_EXERCISE INSTRUCTIONS_. Wherever "labels" appears in a line, copy that line.

╭─ PROVIDED DATA

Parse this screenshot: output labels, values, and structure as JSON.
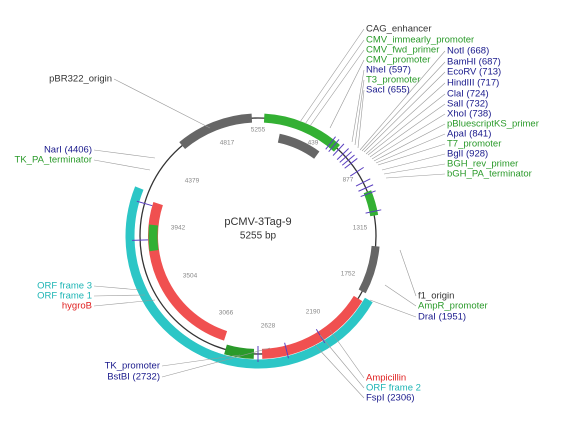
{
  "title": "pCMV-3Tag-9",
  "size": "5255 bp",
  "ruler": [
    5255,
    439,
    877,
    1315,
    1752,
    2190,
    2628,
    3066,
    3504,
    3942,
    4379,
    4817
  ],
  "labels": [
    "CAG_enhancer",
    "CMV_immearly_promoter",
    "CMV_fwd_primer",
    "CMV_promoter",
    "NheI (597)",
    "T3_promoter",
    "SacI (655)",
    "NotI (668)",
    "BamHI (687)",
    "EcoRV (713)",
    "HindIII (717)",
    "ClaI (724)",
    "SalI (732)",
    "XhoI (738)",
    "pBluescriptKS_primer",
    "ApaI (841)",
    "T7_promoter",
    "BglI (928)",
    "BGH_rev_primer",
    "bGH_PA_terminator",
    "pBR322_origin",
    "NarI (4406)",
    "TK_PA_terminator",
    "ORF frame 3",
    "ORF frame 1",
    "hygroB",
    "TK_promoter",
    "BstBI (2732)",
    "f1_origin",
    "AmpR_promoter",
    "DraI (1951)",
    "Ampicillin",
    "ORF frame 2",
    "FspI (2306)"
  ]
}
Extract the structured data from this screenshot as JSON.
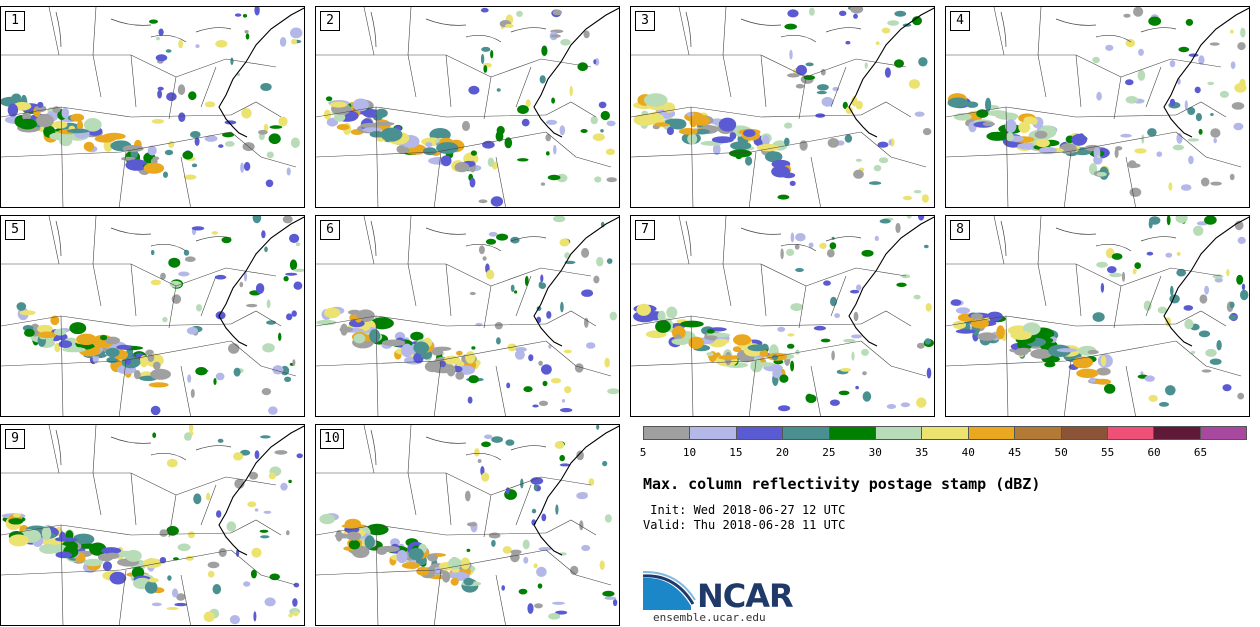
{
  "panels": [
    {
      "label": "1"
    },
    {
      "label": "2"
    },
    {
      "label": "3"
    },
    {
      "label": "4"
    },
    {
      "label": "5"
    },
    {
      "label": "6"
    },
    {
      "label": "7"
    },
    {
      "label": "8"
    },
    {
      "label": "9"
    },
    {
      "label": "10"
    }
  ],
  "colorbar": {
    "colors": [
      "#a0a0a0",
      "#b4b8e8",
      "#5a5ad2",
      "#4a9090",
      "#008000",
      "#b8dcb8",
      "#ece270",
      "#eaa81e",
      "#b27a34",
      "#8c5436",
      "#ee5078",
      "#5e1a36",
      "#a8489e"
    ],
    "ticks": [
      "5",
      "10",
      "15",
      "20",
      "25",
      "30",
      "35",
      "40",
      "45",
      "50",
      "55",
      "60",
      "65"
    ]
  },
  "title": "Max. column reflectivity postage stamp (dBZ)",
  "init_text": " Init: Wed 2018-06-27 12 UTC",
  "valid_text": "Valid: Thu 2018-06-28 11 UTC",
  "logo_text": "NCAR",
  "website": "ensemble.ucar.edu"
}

╰─
╭─ PROVIDED DATA

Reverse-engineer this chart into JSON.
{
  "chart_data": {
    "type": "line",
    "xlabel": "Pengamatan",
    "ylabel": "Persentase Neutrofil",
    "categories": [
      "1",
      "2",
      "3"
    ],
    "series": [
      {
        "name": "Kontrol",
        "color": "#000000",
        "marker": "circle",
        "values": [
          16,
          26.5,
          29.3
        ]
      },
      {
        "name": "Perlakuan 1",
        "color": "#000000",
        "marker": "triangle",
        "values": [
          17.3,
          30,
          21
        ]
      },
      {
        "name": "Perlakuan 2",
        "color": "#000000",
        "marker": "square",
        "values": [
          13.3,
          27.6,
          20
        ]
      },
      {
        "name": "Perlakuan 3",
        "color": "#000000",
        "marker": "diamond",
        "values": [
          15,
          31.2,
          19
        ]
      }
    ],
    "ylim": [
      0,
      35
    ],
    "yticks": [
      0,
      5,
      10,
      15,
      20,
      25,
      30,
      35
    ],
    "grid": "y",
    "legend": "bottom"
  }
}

╰─

_REPLY_.
Parse this screenshot: output labels, values, and structure as JSON.
  "labels": [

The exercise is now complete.